● Consigne:
Répondez à ces questions à partir de l'extrait sur le haïku :
1. Vers quel âge la moyenne d'âge des participants pourrait-elle se situer ?
2. Pour Daniel Py, qu'est-ce qui entraîne avant tout l'assiduité des réunions ?
3. Qu'apprend-on en fréquentant régulièrement le kukaï ?

● Extrait du texte:
::::::::

Certaines personnes viennent « pour voir » et on ne les revoit plus forcément, sauf lors d’occasions particulières. Certaines autres se prennent au jeu et deviennent des « fidèles ». L’âge peut varier entre jeunes adultes et adultes plus matures, voire retraités. La moyenne d’âge pourrait-elle se situer vers 45 ans ? Je n’ai jamais auparavant envisagé ce calcul ! La grande majorité d’entre nous est française de langue française, et probablement même francilienne ! Quelques Japonais viennent parfois, mais c’est très rare. Certains « invités » à nos rencontres sont Belges, Québécois (pour la plupart), Japonais, rarement donc, jusqu’à présent, et il faut alors faire appel à quelque traducteur/trice, puisque très peu d’entre nous sont versés dans cette langue.
La Pierre et le Sel : quel sens donnez-vous, s'il y a lieu, à la diversité des participants, leur assiduité, leur motivation et le large éventail générationnel qui les caractérise, alors que les rencontres poétiques réunissent beaucoup moins d'adeptes, par ailleurs ? Est-ce pour vous un phénomène de société et comment expliqueriez-vous cet engouement pour le haïku ? L'immédiateté et la brièveté de la forme des haïkus conviendraient-elles davantage à notre époque ? Parlez-vous entre membres de vos motivations ou du plaisir d'être là ? Contrairement à d'autres lieux de rencontre poétique, il semble régner chez vous une grande convivialité et une absence totale de rivalité, comment l'expliquez-vous ?
Daniel Py : Il me semble que ce qui entraîne l’assiduité - le succès ? - de nos réunions, c’est avant tout la passion commune qui nous anime pour ce genre poétique minimal, simple en apparence, mais (très) exigeant si l’on veut atteindre à la qualité – ce qui est, à mon avis, le but de la plupart d’entre nous. Ne fréquentant pas d’autres groupes poétiques, je ne saurais donc établir de comparaisons valides ! Il me semble probable que notre époque de vitesse (à tout prix), de zapping accéléré, puisse donc apprécier cette forme très brève de poésie…
Nul besoin de parler entre nous de nos motivations ! Elles nous sont probablement évidentes. Il suffit peut-être d’être témoin(s) de notre bonne humeur et de notre « entente cordiale » pour ne pas avoir à se poser de questions sur le plaisir de se retrouver ainsi régulièrement pour partager nos bons et nos moins bons poèmes. La fréquentation régulière de notre kukaï nous apprend d’une certaine manière l’humilité puisque nos haïkus peuvent être remarqués lors d’une séance puis n’attirer aucun « intérêt » la fois suivante. Nous y apprenons donc un certain sens de la modestie, et de ne pas nous prendre trop souvent au sérieux !

::::::::

● Données sources:
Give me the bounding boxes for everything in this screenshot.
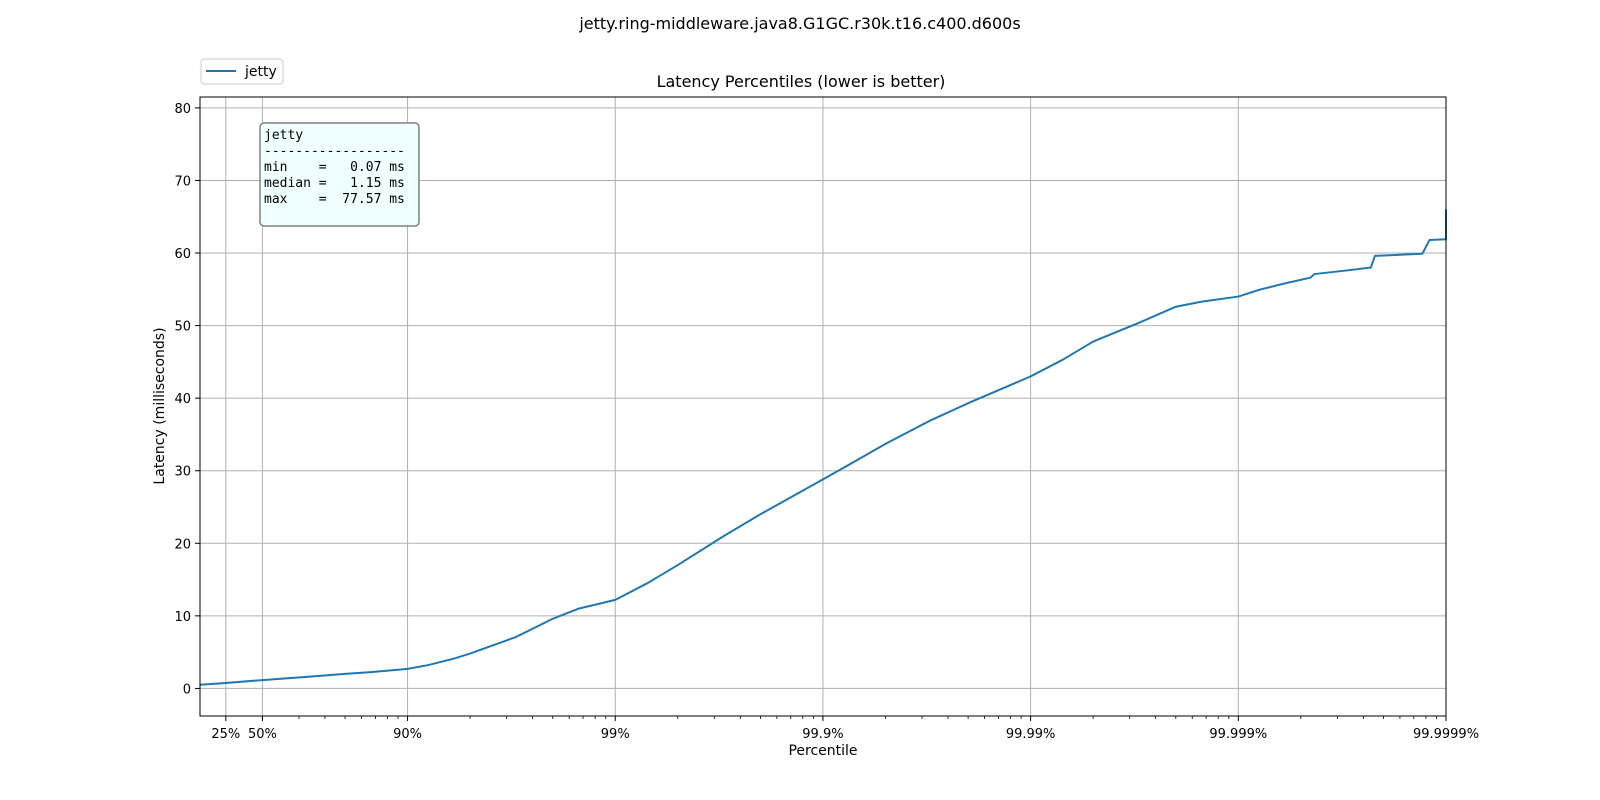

::::::::

● La solution:
1. Vers 45 ans.
2. La passion commune pour ce genre poétique minimal, simple en apparence mais très exigeant si l'on veut atteindre la qualité.
3. L'humilité, un certain sens de la modestie, et à ne pas se prendre trop souvent au sérieux.